▶ GOAL: Write each record again exactly as it stands.

▶ THE RECORDS:
• • •

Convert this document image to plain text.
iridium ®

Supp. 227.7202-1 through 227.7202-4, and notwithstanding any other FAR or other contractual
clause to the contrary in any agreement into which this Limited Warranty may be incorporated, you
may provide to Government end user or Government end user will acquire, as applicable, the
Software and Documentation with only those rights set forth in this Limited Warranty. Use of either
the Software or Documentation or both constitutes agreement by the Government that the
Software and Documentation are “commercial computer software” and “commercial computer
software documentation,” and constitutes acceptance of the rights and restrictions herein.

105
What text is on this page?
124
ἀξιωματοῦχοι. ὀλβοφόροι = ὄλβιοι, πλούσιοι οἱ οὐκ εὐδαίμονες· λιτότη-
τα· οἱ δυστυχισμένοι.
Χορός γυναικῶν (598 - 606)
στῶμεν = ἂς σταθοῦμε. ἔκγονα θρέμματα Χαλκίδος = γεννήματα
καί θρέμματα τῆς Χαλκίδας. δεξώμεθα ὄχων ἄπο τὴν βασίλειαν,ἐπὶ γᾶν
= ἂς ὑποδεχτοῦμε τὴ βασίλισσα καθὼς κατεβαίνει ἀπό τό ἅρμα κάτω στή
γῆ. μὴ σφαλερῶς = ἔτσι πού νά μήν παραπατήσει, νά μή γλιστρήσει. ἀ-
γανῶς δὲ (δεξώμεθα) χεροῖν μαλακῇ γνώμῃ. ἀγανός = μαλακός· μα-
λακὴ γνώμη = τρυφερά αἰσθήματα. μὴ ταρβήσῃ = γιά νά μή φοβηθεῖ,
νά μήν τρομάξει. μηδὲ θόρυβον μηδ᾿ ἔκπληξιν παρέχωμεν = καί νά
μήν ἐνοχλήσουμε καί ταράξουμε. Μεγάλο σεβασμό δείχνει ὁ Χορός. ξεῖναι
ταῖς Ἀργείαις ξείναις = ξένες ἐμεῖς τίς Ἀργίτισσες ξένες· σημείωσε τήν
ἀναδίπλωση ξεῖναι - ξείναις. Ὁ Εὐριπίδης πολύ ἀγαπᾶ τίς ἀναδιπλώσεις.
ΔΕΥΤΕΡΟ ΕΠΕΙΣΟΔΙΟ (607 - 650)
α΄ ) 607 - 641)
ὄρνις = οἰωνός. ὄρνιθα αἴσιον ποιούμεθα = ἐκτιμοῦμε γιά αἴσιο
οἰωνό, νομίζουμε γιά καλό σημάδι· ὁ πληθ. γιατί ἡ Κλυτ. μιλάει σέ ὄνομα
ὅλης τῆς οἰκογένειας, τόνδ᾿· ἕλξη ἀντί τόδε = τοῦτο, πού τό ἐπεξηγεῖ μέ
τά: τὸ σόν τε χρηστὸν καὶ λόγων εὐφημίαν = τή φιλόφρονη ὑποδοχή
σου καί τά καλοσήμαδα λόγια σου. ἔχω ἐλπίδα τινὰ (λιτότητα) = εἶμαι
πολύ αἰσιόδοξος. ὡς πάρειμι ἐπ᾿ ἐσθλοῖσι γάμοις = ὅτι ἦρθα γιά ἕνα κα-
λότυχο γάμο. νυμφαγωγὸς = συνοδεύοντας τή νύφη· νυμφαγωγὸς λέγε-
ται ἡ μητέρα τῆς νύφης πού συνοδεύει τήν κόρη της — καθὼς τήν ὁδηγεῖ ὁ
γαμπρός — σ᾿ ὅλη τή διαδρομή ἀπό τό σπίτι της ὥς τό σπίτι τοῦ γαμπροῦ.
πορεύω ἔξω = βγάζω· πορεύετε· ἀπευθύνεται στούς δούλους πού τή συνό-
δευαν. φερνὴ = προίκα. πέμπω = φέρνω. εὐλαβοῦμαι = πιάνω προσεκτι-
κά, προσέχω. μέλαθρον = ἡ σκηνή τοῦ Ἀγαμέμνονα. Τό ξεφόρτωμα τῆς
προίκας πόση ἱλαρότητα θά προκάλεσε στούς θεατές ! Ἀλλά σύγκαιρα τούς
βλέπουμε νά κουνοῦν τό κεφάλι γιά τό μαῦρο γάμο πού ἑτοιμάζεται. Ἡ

• • •

▶ TASK RESPONSE:
Convert this document image to plain text.
iridium ®

Supp. 227.7202-1 through 227.7202-4, and notwithstanding any other FAR or other contractual
clause to the contrary in any agreement into which this Limited Warranty may be incorporated, you
may provide to Government end user or Government end user will acquire, as applicable, the
Software and Documentation with only those rights set forth in this Limited Warranty. Use of either
the Software or Documentation or both constitutes agreement by the Government that the
Software and Documentation are “commercial computer software” and “commercial computer
software documentation,” and constitutes acceptance of the rights and restrictions herein.

105
What text is on this page?
124
ἀξιωματοῦχοι. ὀλβοφόροι = ὄλβιοι, πλούσιοι οἱ οὐκ εὐδαίμονες· λιτότη-
τα· οἱ δυστυχισμένοι.
Χορός γυναικῶν (598 - 606)
στῶμεν = ἂς σταθοῦμε. ἔκγονα θρέμματα Χαλκίδος = γεννήματα
καί θρέμματα τῆς Χαλκίδας. δεξώμεθα ὄχων ἄπο τὴν βασίλειαν,ἐπὶ γᾶν
= ἂς ὑποδεχτοῦμε τὴ βασίλισσα καθὼς κατεβαίνει ἀπό τό ἅρμα κάτω στή
γῆ. μὴ σφαλερῶς = ἔτσι πού νά μήν παραπατήσει, νά μή γλιστρήσει. ἀ-
γανῶς δὲ (δεξώμεθα) χεροῖν μαλακῇ γνώμῃ. ἀγανός = μαλακός· μα-
λακὴ γνώμη = τρυφερά αἰσθήματα. μὴ ταρβήσῃ = γιά νά μή φοβηθεῖ,
νά μήν τρομάξει. μηδὲ θόρυβον μηδ᾿ ἔκπληξιν παρέχωμεν = καί νά
μήν ἐνοχλήσουμε καί ταράξουμε. Μεγάλο σεβασμό δείχνει ὁ Χορός. ξεῖναι
ταῖς Ἀργείαις ξείναις = ξένες ἐμεῖς τίς Ἀργίτισσες ξένες· σημείωσε τήν
ἀναδίπλωση ξεῖναι - ξείναις. Ὁ Εὐριπίδης πολύ ἀγαπᾶ τίς ἀναδιπλώσεις.
ΔΕΥΤΕΡΟ ΕΠΕΙΣΟΔΙΟ (607 - 650)
α΄ ) 607 - 641)
ὄρνις = οἰωνός. ὄρνιθα αἴσιον ποιούμεθα = ἐκτιμοῦμε γιά αἴσιο
οἰωνό, νομίζουμε γιά καλό σημάδι· ὁ πληθ. γιατί ἡ Κλυτ. μιλάει σέ ὄνομα
ὅλης τῆς οἰκογένειας, τόνδ᾿· ἕλξη ἀντί τόδε = τοῦτο, πού τό ἐπεξηγεῖ μέ
τά: τὸ σόν τε χρηστὸν καὶ λόγων εὐφημίαν = τή φιλόφρονη ὑποδοχή
σου καί τά καλοσήμαδα λόγια σου. ἔχω ἐλπίδα τινὰ (λιτότητα) = εἶμαι
πολύ αἰσιόδοξος. ὡς πάρειμι ἐπ᾿ ἐσθλοῖσι γάμοις = ὅτι ἦρθα γιά ἕνα κα-
λότυχο γάμο. νυμφαγωγὸς = συνοδεύοντας τή νύφη· νυμφαγωγὸς λέγε-
ται ἡ μητέρα τῆς νύφης πού συνοδεύει τήν κόρη της — καθὼς τήν ὁδηγεῖ ὁ
γαμπρός — σ᾿ ὅλη τή διαδρομή ἀπό τό σπίτι της ὥς τό σπίτι τοῦ γαμπροῦ.
πορεύω ἔξω = βγάζω· πορεύετε· ἀπευθύνεται στούς δούλους πού τή συνό-
δευαν. φερνὴ = προίκα. πέμπω = φέρνω. εὐλαβοῦμαι = πιάνω προσεκτι-
κά, προσέχω. μέλαθρον = ἡ σκηνή τοῦ Ἀγαμέμνονα. Τό ξεφόρτωμα τῆς
προίκας πόση ἱλαρότητα θά προκάλεσε στούς θεατές ! Ἀλλά σύγκαιρα τούς
βλέπουμε νά κουνοῦν τό κεφάλι γιά τό μαῦρο γάμο πού ἑτοιμάζεται. Ἡ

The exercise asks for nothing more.